- [Data records]
———

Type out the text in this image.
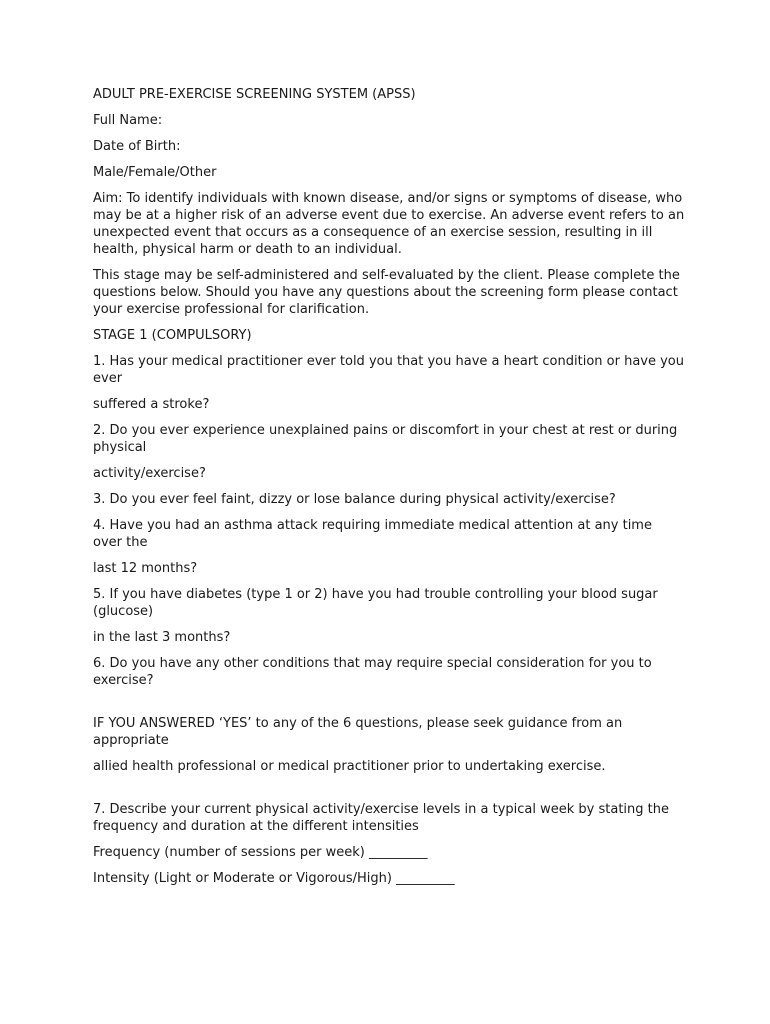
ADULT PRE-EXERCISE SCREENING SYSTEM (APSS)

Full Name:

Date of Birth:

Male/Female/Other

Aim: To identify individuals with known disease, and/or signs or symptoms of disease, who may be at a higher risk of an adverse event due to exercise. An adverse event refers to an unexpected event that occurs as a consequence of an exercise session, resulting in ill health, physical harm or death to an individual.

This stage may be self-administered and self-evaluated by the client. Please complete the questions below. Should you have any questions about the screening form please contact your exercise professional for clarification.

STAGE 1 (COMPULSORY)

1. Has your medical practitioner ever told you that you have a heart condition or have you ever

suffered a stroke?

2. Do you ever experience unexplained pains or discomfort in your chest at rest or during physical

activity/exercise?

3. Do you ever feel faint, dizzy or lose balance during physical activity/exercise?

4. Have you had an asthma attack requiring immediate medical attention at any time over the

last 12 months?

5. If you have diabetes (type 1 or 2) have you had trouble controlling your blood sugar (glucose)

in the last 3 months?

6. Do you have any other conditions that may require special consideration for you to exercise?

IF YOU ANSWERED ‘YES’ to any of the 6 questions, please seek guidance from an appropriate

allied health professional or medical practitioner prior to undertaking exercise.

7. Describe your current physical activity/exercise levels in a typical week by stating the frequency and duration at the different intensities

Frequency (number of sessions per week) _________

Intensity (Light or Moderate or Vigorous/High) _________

———

- [Exercise directions] Reproduce the entries above without change, omitting all pictures.

- [Answer to the problem]
Type out the text in this image.
ADULT PRE-EXERCISE SCREENING SYSTEM (APSS)

Full Name:

Date of Birth:

Male/Female/Other

Aim: To identify individuals with known disease, and/or signs or symptoms of disease, who may be at a higher risk of an adverse event due to exercise. An adverse event refers to an unexpected event that occurs as a consequence of an exercise session, resulting in ill health, physical harm or death to an individual.

This stage may be self-administered and self-evaluated by the client. Please complete the questions below. Should you have any questions about the screening form please contact your exercise professional for clarification.

STAGE 1 (COMPULSORY)

1. Has your medical practitioner ever told you that you have a heart condition or have you ever

suffered a stroke?

2. Do you ever experience unexplained pains or discomfort in your chest at rest or during physical

activity/exercise?

3. Do you ever feel faint, dizzy or lose balance during physical activity/exercise?

4. Have you had an asthma attack requiring immediate medical attention at any time over the

last 12 months?

5. If you have diabetes (type 1 or 2) have you had trouble controlling your blood sugar (glucose)

in the last 3 months?

6. Do you have any other conditions that may require special consideration for you to exercise?

IF YOU ANSWERED ‘YES’ to any of the 6 questions, please seek guidance from an appropriate

allied health professional or medical practitioner prior to undertaking exercise.

7. Describe your current physical activity/exercise levels in a typical week by stating the frequency and duration at the different intensities

Frequency (number of sessions per week) _________

Intensity (Light or Moderate or Vigorous/High) _________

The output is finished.